* Quoted passage:
****************

Essentially, neural networks are non-linear statistical data models that are used to model complex relationships between inputs and outputs to find patterns in data. Obviously, any pattern in securities price movements can be exploited for profit.

High-Frequency Trading

High-frequency trading (HFT) is a relatively new development that aims to capitalize on the ability of computers to quickly execute transactions. Spending in the trading sector has grown significantly over the years and, as a result, there are many programs able to execute thousands of trades per second. Now that most statistical arbitrage opportunities are limited due to competition, the ability to quickly execute trades is the only way to scale profits.

Increasingly complex neural networks and statistical models combined with computers able to crunch numbers and execute trades faster are the key to future profits for arbitrageurs.

****************

* Dataset excerpt:
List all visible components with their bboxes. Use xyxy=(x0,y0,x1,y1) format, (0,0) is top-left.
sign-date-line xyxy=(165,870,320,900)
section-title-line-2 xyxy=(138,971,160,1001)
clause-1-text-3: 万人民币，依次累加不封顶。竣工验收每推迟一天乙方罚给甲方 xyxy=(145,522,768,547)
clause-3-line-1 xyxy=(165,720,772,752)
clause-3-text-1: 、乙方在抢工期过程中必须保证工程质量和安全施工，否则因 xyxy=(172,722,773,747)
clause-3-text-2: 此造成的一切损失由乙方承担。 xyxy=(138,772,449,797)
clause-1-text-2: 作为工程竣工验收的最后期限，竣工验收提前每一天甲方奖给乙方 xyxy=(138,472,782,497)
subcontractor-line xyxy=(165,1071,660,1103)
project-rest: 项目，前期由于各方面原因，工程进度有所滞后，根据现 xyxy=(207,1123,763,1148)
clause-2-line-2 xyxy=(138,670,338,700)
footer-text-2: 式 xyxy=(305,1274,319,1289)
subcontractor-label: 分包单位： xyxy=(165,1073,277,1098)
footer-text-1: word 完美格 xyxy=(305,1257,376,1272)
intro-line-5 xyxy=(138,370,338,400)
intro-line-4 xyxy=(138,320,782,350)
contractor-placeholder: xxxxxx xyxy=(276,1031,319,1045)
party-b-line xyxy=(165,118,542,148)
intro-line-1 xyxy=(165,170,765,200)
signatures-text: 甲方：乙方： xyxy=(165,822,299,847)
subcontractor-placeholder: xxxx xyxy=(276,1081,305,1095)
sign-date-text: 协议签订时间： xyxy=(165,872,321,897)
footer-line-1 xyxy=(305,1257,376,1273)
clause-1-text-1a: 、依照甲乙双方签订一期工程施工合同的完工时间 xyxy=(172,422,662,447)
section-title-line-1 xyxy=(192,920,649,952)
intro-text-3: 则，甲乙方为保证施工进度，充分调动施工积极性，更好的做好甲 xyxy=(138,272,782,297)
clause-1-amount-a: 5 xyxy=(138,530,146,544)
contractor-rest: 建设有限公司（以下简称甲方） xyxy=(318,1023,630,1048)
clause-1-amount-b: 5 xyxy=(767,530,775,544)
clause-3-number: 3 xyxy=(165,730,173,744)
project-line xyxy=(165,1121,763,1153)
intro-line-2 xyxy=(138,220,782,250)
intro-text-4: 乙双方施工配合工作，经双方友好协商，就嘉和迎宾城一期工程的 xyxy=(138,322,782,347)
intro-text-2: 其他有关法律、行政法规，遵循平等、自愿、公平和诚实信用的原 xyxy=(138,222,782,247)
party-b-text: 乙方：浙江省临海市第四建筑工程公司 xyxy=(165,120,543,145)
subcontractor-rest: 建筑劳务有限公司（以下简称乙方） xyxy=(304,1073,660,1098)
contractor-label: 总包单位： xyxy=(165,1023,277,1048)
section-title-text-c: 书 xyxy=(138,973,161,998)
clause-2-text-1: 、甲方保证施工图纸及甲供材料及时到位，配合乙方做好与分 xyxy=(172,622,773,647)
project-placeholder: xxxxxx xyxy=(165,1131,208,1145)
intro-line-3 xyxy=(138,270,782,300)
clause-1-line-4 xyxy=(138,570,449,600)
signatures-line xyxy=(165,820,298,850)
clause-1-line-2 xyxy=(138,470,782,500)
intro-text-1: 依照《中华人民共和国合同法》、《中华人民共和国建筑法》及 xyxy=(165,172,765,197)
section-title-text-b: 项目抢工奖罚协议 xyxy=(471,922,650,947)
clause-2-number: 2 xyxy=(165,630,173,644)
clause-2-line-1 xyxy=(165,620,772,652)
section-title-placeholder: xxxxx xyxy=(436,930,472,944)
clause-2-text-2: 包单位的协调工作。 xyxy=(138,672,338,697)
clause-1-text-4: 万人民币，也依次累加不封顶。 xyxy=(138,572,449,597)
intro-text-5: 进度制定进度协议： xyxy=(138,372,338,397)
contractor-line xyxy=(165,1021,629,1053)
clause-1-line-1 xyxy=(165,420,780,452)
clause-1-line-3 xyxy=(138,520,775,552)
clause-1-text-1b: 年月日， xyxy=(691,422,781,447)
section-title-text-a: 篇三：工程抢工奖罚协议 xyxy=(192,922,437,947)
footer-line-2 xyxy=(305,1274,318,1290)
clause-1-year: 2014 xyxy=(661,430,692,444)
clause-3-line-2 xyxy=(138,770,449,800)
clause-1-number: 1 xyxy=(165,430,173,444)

****************

* Stated problem 1:
Retype the listing from its first line through the line containing "intro-line-2 xyxy=(138,220,782,250)", with both of those lines included.
* Stated problem 2:
Extend the passage on neural networks and high-frequency trading, starting right after its last sentence.

* Written response 1:
List all visible components with their bboxes. Use xyxy=(x0,y0,x1,y1) format, (0,0) is top-left.
sign-date-line xyxy=(165,870,320,900)
section-title-line-2 xyxy=(138,971,160,1001)
clause-1-text-3: 万人民币，依次累加不封顶。竣工验收每推迟一天乙方罚给甲方 xyxy=(145,522,768,547)
clause-3-line-1 xyxy=(165,720,772,752)
clause-3-text-1: 、乙方在抢工期过程中必须保证工程质量和安全施工，否则因 xyxy=(172,722,773,747)
clause-3-text-2: 此造成的一切损失由乙方承担。 xyxy=(138,772,449,797)
clause-1-text-2: 作为工程竣工验收的最后期限，竣工验收提前每一天甲方奖给乙方 xyxy=(138,472,782,497)
subcontractor-line xyxy=(165,1071,660,1103)
project-rest: 项目，前期由于各方面原因，工程进度有所滞后，根据现 xyxy=(207,1123,763,1148)
clause-2-line-2 xyxy=(138,670,338,700)
footer-text-2: 式 xyxy=(305,1274,319,1289)
subcontractor-label: 分包单位： xyxy=(165,1073,277,1098)
footer-text-1: word 完美格 xyxy=(305,1257,376,1272)
intro-line-5 xyxy=(138,370,338,400)
intro-line-4 xyxy=(138,320,782,350)
contractor-placeholder: xxxxxx xyxy=(276,1031,319,1045)
party-b-line xyxy=(165,118,542,148)
intro-line-1 xyxy=(165,170,765,200)
signatures-text: 甲方：乙方： xyxy=(165,822,299,847)
subcontractor-placeholder: xxxx xyxy=(276,1081,305,1095)
sign-date-text: 协议签订时间： xyxy=(165,872,321,897)
footer-line-1 xyxy=(305,1257,376,1273)
clause-1-text-1a: 、依照甲乙双方签订一期工程施工合同的完工时间 xyxy=(172,422,662,447)
section-title-line-1 xyxy=(192,920,649,952)
intro-text-3: 则，甲乙方为保证施工进度，充分调动施工积极性，更好的做好甲 xyxy=(138,272,782,297)
clause-1-amount-a: 5 xyxy=(138,530,146,544)
contractor-rest: 建设有限公司（以下简称甲方） xyxy=(318,1023,630,1048)
clause-1-amount-b: 5 xyxy=(767,530,775,544)
clause-3-number: 3 xyxy=(165,730,173,744)
project-line xyxy=(165,1121,763,1153)
intro-line-2 xyxy=(138,220,782,250)

* Written response 2:
How Statistical Arbitrage Affects Markets

Statistical arbitrage has come to play a vital role in providing much of the day-to-day liquidity in the markets. Initially, it helped enable large block traders to place their trades without significantly affecting market prices, while also reducing volatility in issues like American depositary receipts (ADRs) by correlating them more closely with their parent stocks.

Indeed, stat arb strategies, as they become more widely used and automated, tend to push the market toward greater efficiency. As arbitrage opportunities between assets arise, they are quickly eliminated through the use of these strategies. As a result, stat arb can lead to a more liquid, more stable market.

However, statistical arbitrage gone awry has also caused some major problems. The collapse of Long Term Capital Management (LTCM) back in 1998 almost left the market in ruins. In order to profit from such small price deviations, it is necessary to take on significant leverage.

Moreover, because these trades are automated, there are built-in security measures. In LTCM's case, this meant that it would liquidate upon a move downward; the problem was that LTCM's liquidation orders only triggered more sell orders in a horrible loop that would eventually be ended with government intervention.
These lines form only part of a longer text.